__Selected excerpt__.
What Great Professional Learning Actually Looks Like
- Shaunice Sasser
- Jun 5
- 5 min read
Executive Summary
Professional learning remains one of the largest investments schools and districts make in educator development, yet many educators leave professional development sessions feeling overwhelmed, disconnected, or frustrated. Too often, professional learning is measured by attendance, hours completed, or compliance requirements rather than meaningful changes in educator practice.
Great professional learning looks different. It is collaborative, job-embedded, personalized, and respectful of educator time. Rather than pulling educators away from their work, it helps them improve the work they are already doing. When professional learning is designed around authentic challenges, continuous growth, and implementation support, it becomes a powerful driver of educator effectiveness and student success.
The future of educator development is not more professional development. It is better professional learning.
AED Pillar Alignment
Primary Pillar: Instructional Excellence
Secondary Pillars:
Professional Growth
Leadership Development
Learning Innovation
The Problem: We Have Confused Activity with Impact
Walk into almost any school district and you will find a calendar filled with professional development days, workshops, conferences, webinars, and training sessions. Professional learning has become a routine part of the educational landscape.
Yet despite the time and resources invested, many educators continue to report that professional development often feels disconnected from their actual needs.
The issue is not a lack of opportunities to learn. The issue is the design of those opportunities.
For decades, professional development has largely been built around an event-based model. Educators gather in a room, receive information, complete required activities, and return to their classrooms expected to implement what they learned.

__Recorded information__.
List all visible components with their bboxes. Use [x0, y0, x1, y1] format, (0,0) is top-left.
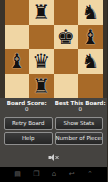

__Short task 1__.
In one to three sentences, explain why the professional learning article says the problem is not a lack of opportunities to learn.
__Short task 2__.
Carry on the professional learning article from the point where it stops.
The material plays no part in what is asked here.

__Expected answer 1__.
School district calendars are already full of professional development days, workshops, conferences, webinars, and training sessions. Yet despite the time and resources invested, many educators still say this professional development feels disconnected from their actual needs, so the article places the problem in how those opportunities are designed.

__Expected answer 2__.
This approach assumes that exposure leads to improvement.
Research and experience tell us otherwise.
Learning does not occur because information was delivered. Learning occurs when knowledge is applied, reflected upon, refined, and integrated into practice over time.
Unfortunately, many professional learning experiences stop at exposure.
Why Traditional Professional Development Falls Short
Educators consistently identify several challenges with traditional professional development models.
Many professional development sessions focus on broad initiatives or theoretical concepts while educators are grappling with immediate instructional challenges.
Teachers want support with real students, real classrooms, and real problems. When learning lacks relevance to everyday practice, implementation suffers.
It Consumes Valuable Time
One of the most common frustrations educators express is not simply the content of professional learning—it is the timing.
Hours spent in workshops are hours not spent planning lessons, collaborating with colleagues, analyzing student work, communicating with families, or preparing for instruction.
Professional learning should create enough value to justify the time investment required. Too often, it does not.
It Assumes Everyone Needs the Same Thing
A first-year teacher and a veteran educator do not have identical learning needs.
An instructional coach and a classroom teacher do not face the same challenges.
Yet many professional development programs continue to rely on one-size-fits-all approaches that treat all educators as though they are at the same stage of development.
Professional growth is personal. Professional learning should be as well.
What Great Professional Learning Actually Looks Like
If traditional professional development focuses on events, great professional learning focuses on growth.
The most effective systems share several characteristics.
It Is Job-Embedded
The most powerful professional learning happens within the context of actual work.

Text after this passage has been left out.